> _What the task asks_
Gather all lines from the material that contain "Итого".

Stored items
━━━━━━━━━━━━━━━━
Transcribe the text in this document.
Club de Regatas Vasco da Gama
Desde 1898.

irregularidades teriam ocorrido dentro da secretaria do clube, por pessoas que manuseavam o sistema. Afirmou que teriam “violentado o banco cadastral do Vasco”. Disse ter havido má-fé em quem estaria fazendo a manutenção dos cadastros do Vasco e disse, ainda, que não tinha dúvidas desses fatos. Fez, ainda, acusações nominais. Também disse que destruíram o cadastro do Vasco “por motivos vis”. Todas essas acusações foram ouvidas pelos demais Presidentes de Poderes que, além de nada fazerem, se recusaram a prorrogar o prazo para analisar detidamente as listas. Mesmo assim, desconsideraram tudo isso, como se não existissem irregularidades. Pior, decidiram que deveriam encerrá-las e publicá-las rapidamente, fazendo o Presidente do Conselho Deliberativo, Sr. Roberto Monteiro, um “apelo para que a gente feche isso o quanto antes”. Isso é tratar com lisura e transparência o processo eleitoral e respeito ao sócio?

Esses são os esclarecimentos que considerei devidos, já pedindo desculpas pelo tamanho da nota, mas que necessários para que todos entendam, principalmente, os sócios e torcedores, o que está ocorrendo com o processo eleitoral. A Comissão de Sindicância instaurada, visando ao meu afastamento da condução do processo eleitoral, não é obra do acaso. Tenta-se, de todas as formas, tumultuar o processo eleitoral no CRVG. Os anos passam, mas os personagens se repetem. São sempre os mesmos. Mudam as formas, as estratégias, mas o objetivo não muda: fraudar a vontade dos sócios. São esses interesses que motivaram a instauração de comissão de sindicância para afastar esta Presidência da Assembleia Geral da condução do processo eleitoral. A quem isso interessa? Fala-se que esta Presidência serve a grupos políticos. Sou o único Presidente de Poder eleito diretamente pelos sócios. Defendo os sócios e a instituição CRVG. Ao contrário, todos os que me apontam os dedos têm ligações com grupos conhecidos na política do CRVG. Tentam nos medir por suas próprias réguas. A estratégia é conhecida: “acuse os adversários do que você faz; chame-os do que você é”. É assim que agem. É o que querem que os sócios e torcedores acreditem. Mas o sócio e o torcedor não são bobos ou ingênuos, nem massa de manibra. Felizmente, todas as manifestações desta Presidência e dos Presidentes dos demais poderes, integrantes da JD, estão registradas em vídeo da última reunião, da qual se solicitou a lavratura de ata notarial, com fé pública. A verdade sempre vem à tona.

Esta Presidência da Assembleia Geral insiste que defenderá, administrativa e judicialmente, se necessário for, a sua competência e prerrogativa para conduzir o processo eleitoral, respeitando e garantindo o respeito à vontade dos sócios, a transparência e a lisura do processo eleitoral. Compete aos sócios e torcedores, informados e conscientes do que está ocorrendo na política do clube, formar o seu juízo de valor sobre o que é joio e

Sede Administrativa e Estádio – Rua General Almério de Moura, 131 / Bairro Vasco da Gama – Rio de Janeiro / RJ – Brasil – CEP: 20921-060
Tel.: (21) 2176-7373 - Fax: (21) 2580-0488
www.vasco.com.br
━━━━━━━━━━━━━━━━
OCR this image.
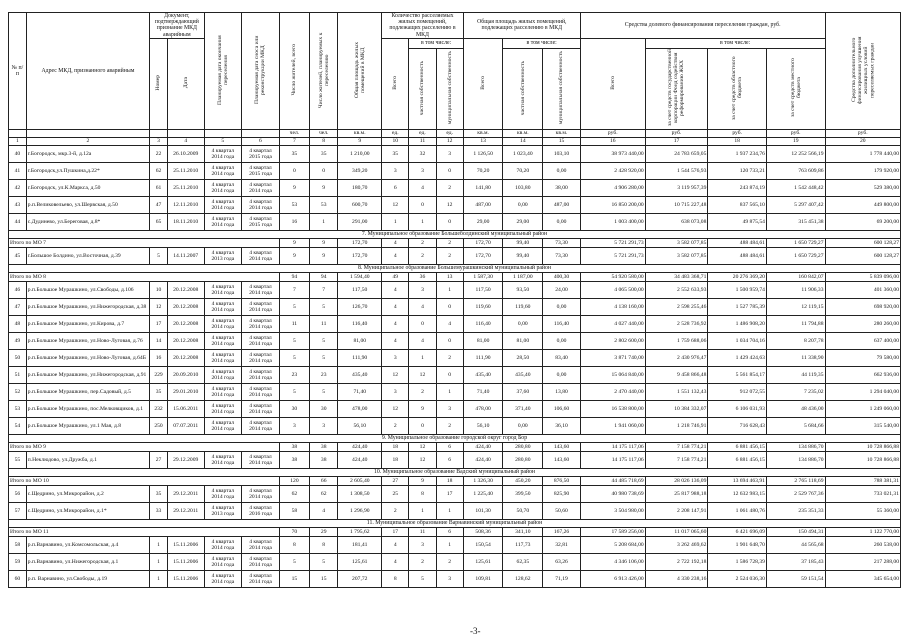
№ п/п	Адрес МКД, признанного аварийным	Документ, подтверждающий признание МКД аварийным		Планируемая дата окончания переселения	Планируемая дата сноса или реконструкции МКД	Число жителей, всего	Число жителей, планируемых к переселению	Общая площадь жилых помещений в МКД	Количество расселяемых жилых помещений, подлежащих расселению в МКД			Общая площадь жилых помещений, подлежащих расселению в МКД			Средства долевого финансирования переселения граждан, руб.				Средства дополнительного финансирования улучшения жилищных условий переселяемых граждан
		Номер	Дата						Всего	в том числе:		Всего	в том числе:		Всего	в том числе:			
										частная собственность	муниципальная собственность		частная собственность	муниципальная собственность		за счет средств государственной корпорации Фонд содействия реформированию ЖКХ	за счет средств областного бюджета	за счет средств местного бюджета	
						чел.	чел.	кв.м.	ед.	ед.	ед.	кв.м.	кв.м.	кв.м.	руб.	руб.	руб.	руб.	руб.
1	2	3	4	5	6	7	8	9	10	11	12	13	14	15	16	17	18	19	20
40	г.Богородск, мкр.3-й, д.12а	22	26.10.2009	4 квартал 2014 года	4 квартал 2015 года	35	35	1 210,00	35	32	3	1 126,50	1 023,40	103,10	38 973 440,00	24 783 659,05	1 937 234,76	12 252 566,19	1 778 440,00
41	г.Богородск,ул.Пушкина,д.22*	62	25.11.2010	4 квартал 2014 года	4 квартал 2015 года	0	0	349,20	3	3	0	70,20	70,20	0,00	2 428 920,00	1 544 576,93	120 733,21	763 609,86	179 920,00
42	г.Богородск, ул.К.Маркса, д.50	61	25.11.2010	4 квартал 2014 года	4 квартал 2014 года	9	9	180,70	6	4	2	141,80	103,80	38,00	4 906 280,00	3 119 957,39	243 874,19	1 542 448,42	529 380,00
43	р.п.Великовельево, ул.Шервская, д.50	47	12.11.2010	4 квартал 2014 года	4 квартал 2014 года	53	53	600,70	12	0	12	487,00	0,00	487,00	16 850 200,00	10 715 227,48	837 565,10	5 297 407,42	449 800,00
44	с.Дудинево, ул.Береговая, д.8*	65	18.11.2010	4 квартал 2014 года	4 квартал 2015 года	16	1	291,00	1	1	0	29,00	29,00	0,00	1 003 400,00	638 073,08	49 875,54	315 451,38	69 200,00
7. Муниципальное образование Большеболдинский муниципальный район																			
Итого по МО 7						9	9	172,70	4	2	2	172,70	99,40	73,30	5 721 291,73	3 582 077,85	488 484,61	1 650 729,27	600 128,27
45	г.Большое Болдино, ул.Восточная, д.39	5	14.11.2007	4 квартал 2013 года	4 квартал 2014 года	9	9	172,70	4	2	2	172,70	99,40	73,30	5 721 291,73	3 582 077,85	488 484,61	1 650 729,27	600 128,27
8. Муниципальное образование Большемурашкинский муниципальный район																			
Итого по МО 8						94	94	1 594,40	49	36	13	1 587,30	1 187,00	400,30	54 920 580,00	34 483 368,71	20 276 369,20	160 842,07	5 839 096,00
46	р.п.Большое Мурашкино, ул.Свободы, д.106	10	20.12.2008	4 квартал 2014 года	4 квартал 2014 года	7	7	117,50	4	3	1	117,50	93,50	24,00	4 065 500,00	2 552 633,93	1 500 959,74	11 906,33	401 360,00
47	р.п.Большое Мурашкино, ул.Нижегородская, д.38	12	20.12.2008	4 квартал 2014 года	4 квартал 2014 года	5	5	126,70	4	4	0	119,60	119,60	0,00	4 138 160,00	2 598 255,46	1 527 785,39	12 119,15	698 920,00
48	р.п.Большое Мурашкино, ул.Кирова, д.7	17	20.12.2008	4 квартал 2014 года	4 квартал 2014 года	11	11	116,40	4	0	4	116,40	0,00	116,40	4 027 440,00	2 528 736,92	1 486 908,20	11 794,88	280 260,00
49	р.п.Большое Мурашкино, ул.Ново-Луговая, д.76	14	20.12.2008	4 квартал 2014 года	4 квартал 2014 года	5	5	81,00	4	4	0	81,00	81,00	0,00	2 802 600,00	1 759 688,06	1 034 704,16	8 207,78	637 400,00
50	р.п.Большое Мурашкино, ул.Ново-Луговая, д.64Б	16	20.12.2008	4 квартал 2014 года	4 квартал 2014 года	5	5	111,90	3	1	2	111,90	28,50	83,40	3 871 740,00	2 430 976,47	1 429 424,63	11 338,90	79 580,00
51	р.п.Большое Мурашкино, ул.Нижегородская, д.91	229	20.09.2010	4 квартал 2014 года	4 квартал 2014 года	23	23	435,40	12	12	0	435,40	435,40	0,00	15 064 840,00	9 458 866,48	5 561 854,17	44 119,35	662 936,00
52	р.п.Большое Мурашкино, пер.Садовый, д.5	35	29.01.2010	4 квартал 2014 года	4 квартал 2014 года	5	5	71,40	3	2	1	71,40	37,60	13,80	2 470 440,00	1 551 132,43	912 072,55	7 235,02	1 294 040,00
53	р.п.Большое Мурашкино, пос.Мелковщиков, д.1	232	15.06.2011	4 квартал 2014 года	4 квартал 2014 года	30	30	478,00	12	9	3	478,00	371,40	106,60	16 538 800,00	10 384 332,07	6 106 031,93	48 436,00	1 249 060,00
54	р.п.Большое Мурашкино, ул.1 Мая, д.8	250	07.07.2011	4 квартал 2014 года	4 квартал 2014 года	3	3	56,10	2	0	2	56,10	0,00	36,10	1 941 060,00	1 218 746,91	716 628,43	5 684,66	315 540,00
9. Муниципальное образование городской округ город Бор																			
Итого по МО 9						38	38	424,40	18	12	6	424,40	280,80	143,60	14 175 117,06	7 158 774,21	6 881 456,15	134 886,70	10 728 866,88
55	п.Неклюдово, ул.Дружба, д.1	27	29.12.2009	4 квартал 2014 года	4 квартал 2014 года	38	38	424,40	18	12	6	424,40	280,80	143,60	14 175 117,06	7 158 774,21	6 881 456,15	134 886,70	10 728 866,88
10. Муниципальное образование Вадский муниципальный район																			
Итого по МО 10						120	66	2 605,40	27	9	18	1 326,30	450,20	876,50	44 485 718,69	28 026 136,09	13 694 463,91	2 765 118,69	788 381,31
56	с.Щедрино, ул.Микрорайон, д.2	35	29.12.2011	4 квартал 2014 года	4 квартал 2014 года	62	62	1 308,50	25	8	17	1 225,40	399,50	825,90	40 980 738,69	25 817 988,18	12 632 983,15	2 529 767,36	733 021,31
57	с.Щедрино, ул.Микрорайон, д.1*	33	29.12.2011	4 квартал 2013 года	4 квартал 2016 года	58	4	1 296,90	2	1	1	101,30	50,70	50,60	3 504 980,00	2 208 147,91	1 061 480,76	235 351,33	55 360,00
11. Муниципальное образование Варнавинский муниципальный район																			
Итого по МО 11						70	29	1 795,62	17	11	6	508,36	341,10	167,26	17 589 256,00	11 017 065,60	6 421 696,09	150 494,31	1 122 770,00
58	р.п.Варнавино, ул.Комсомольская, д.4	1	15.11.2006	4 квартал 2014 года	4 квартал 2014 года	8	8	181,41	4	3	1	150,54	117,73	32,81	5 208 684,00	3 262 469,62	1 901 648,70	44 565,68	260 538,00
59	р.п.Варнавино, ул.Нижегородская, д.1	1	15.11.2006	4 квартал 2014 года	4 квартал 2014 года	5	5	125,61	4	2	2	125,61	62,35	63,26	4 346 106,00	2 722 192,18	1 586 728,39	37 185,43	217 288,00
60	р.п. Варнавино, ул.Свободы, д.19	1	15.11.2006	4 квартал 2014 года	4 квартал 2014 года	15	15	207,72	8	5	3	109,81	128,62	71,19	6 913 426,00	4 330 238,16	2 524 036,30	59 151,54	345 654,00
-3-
━━━━━━━━━━━━━━━━
> _Reply_
Итого по МО 7						9	9	172,70	4	2	2	172,70	99,40	73,30	5 721 291,73	3 582 077,85	488 484,61	1 650 729,27	600 128,27
Итого по МО 8						94	94	1 594,40	49	36	13	1 587,30	1 187,00	400,30	54 920 580,00	34 483 368,71	20 276 369,20	160 842,07	5 839 096,00
Итого по МО 9						38	38	424,40	18	12	6	424,40	280,80	143,60	14 175 117,06	7 158 774,21	6 881 456,15	134 886,70	10 728 866,88
Итого по МО 10						120	66	2 605,40	27	9	18	1 326,30	450,20	876,50	44 485 718,69	28 026 136,09	13 694 463,91	2 765 118,69	788 381,31
Итого по МО 11						70	29	1 795,62	17	11	6	508,36	341,10	167,26	17 589 256,00	11 017 065,60	6 421 696,09	150 494,31	1 122 770,00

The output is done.